● **Exercise aim**:
Retype all the entries word for word, but omit the pictures.

::::::::

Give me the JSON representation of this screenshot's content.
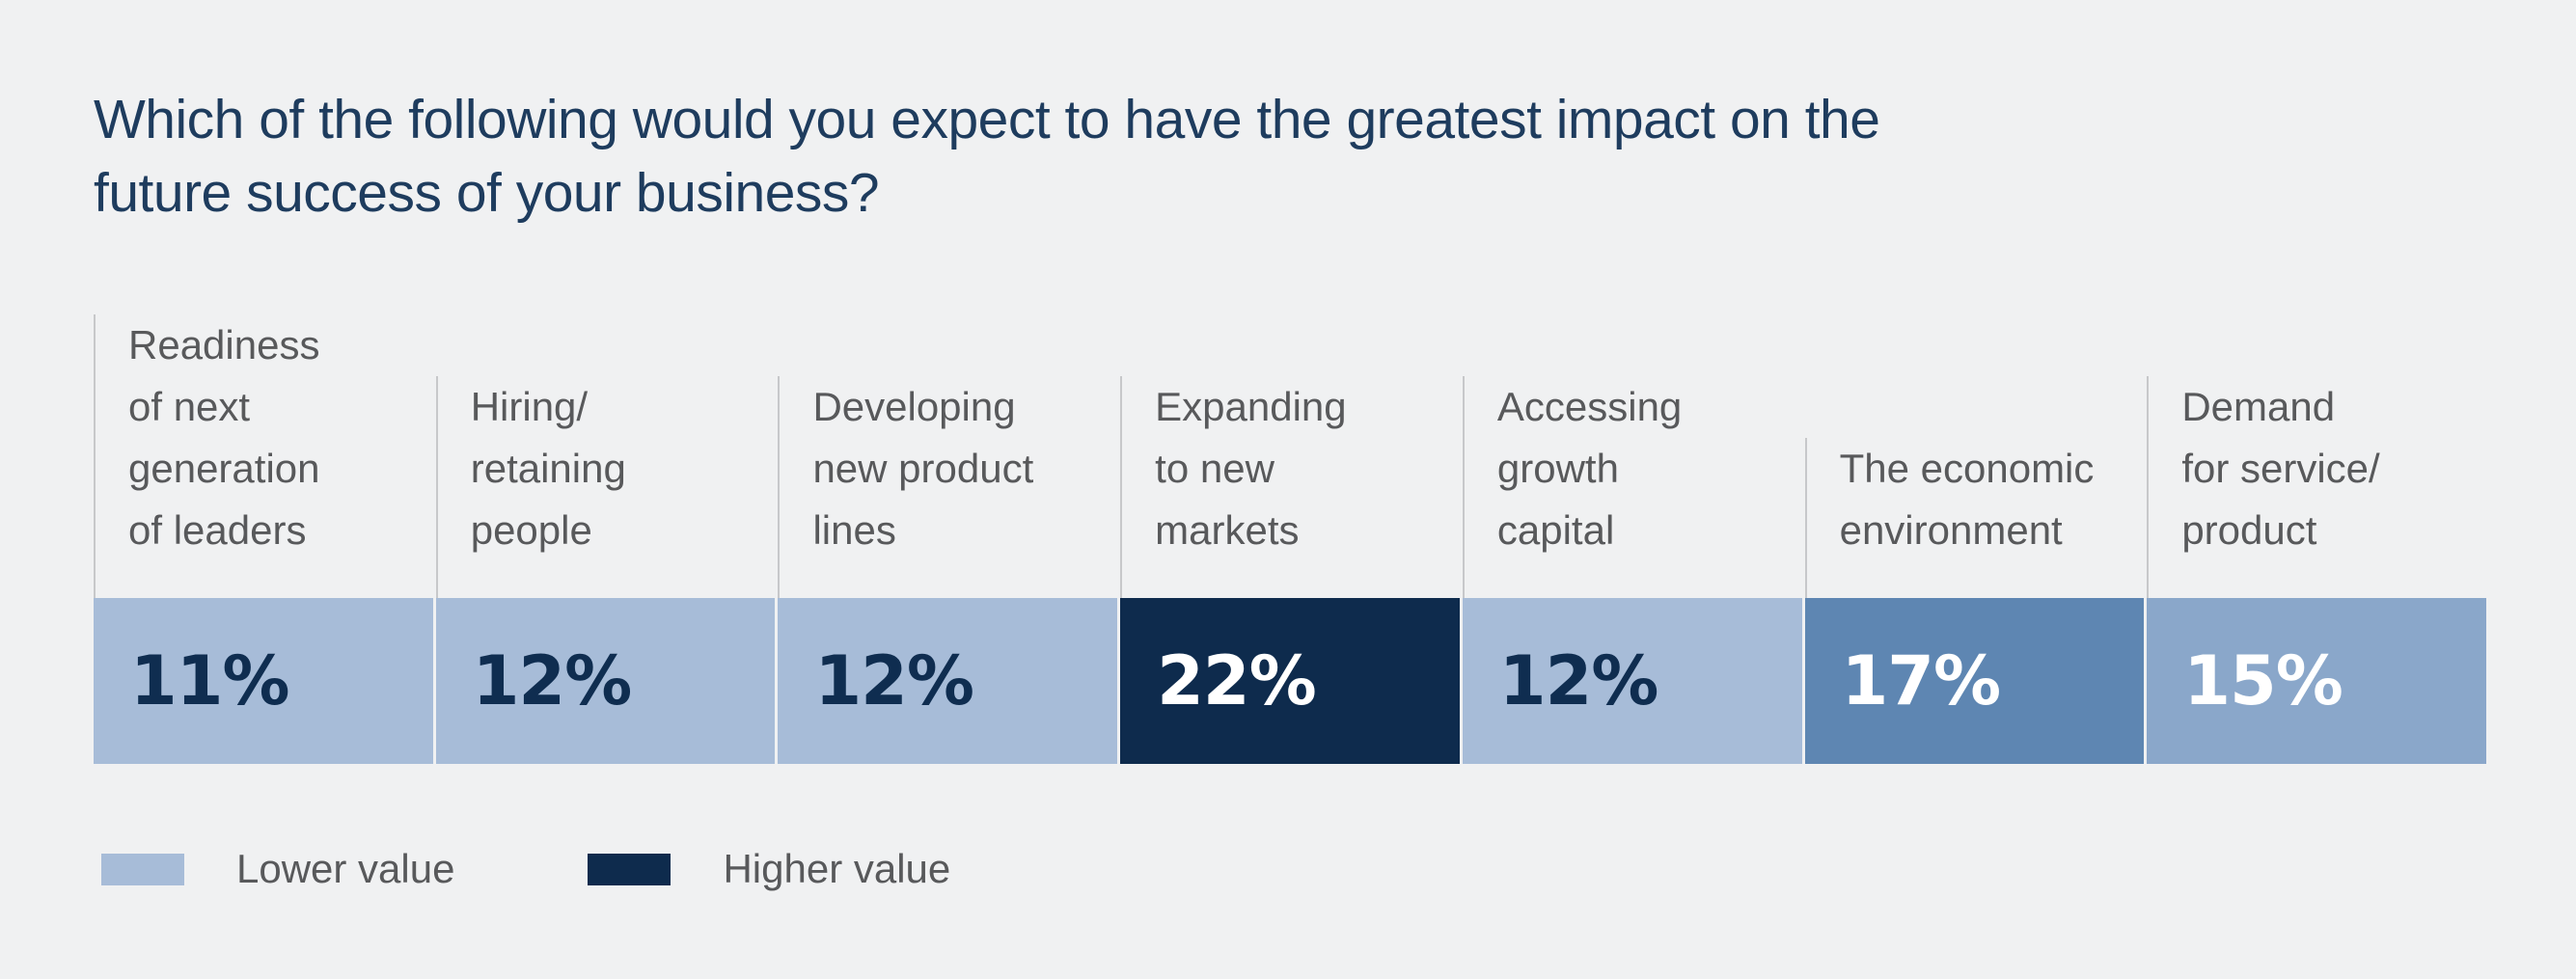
{
  "title": {
    "full": "Which of the following would you expect to have the greatest impact on the future success of your business?",
    "lines": [
      "Which of the following would you expect to have the greatest impact on the",
      "future success of your business?"
    ],
    "color": "#1e3c5e"
  },
  "chart_data": {
    "type": "bar",
    "title": "Which of the following would you expect to have the greatest impact on the future success of your business?",
    "categories": [
      "Readiness of next generation of leaders",
      "Hiring/retaining people",
      "Developing new product lines",
      "Expanding to new markets",
      "Accessing growth capital",
      "The economic environment",
      "Demand for service/product"
    ],
    "values": [
      11,
      12,
      12,
      22,
      12,
      17,
      15
    ],
    "unit": "%",
    "value_labels": [
      "11%",
      "12%",
      "12%",
      "22%",
      "12%",
      "17%",
      "15%"
    ],
    "layout": "single horizontal band, 7 equal-width segments, shade encodes value",
    "legend_position": "bottom-left",
    "segments": [
      {
        "label_lines": [
          "Readiness",
          "of next",
          "generation",
          "of leaders"
        ],
        "value_label": "11%",
        "bg": "#a7bcd8",
        "text_color": "#0f2d50"
      },
      {
        "label_lines": [
          "Hiring/",
          "retaining",
          "people"
        ],
        "value_label": "12%",
        "bg": "#a7bcd8",
        "text_color": "#0f2d50"
      },
      {
        "label_lines": [
          "Developing",
          "new product",
          "lines"
        ],
        "value_label": "12%",
        "bg": "#a7bcd8",
        "text_color": "#0f2d50"
      },
      {
        "label_lines": [
          "Expanding",
          "to new",
          "markets"
        ],
        "value_label": "22%",
        "bg": "#0e2b4d",
        "text_color": "#ffffff"
      },
      {
        "label_lines": [
          "Accessing",
          "growth",
          "capital"
        ],
        "value_label": "12%",
        "bg": "#a7bcd8",
        "text_color": "#0f2d50"
      },
      {
        "label_lines": [
          "The economic",
          "environment"
        ],
        "value_label": "17%",
        "bg": "#5e86b2",
        "text_color": "#ffffff"
      },
      {
        "label_lines": [
          "Demand",
          "for service/",
          "product"
        ],
        "value_label": "15%",
        "bg": "#8aa7ca",
        "text_color": "#ffffff"
      }
    ],
    "legend": [
      {
        "label": "Lower value",
        "color": "#a7bcd8"
      },
      {
        "label": "Higher value",
        "color": "#0e2b4d"
      }
    ]
  },
  "colors": {
    "background": "#f0f1f2",
    "label_text": "#58595b",
    "divider": "#c7c8ca",
    "lower_value": "#a7bcd8",
    "higher_value": "#0e2b4d",
    "mid_value_17": "#5e86b2",
    "mid_value_15": "#8aa7ca"
  }
}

::::::::

● **Result for this exercise**:
Give me the JSON representation of this screenshot's content.
{
  "title": {
    "full": "Which of the following would you expect to have the greatest impact on the future success of your business?",
    "lines": [
      "Which of the following would you expect to have the greatest impact on the",
      "future success of your business?"
    ],
    "color": "#1e3c5e"
  },
  "chart_data": {
    "type": "bar",
    "title": "Which of the following would you expect to have the greatest impact on the future success of your business?",
    "categories": [
      "Readiness of next generation of leaders",
      "Hiring/retaining people",
      "Developing new product lines",
      "Expanding to new markets",
      "Accessing growth capital",
      "The economic environment",
      "Demand for service/product"
    ],
    "values": [
      11,
      12,
      12,
      22,
      12,
      17,
      15
    ],
    "unit": "%",
    "value_labels": [
      "11%",
      "12%",
      "12%",
      "22%",
      "12%",
      "17%",
      "15%"
    ],
    "layout": "single horizontal band, 7 equal-width segments, shade encodes value",
    "legend_position": "bottom-left",
    "segments": [
      {
        "label_lines": [
          "Readiness",
          "of next",
          "generation",
          "of leaders"
        ],
        "value_label": "11%",
        "bg": "#a7bcd8",
        "text_color": "#0f2d50"
      },
      {
        "label_lines": [
          "Hiring/",
          "retaining",
          "people"
        ],
        "value_label": "12%",
        "bg": "#a7bcd8",
        "text_color": "#0f2d50"
      },
      {
        "label_lines": [
          "Developing",
          "new product",
          "lines"
        ],
        "value_label": "12%",
        "bg": "#a7bcd8",
        "text_color": "#0f2d50"
      },
      {
        "label_lines": [
          "Expanding",
          "to new",
          "markets"
        ],
        "value_label": "22%",
        "bg": "#0e2b4d",
        "text_color": "#ffffff"
      },
      {
        "label_lines": [
          "Accessing",
          "growth",
          "capital"
        ],
        "value_label": "12%",
        "bg": "#a7bcd8",
        "text_color": "#0f2d50"
      },
      {
        "label_lines": [
          "The economic",
          "environment"
        ],
        "value_label": "17%",
        "bg": "#5e86b2",
        "text_color": "#ffffff"
      },
      {
        "label_lines": [
          "Demand",
          "for service/",
          "product"
        ],
        "value_label": "15%",
        "bg": "#8aa7ca",
        "text_color": "#ffffff"
      }
    ],
    "legend": [
      {
        "label": "Lower value",
        "color": "#a7bcd8"
      },
      {
        "label": "Higher value",
        "color": "#0e2b4d"
      }
    ]
  },
  "colors": {
    "background": "#f0f1f2",
    "label_text": "#58595b",
    "divider": "#c7c8ca",
    "lower_value": "#a7bcd8",
    "higher_value": "#0e2b4d",
    "mid_value_17": "#5e86b2",
    "mid_value_15": "#8aa7ca"
  }
}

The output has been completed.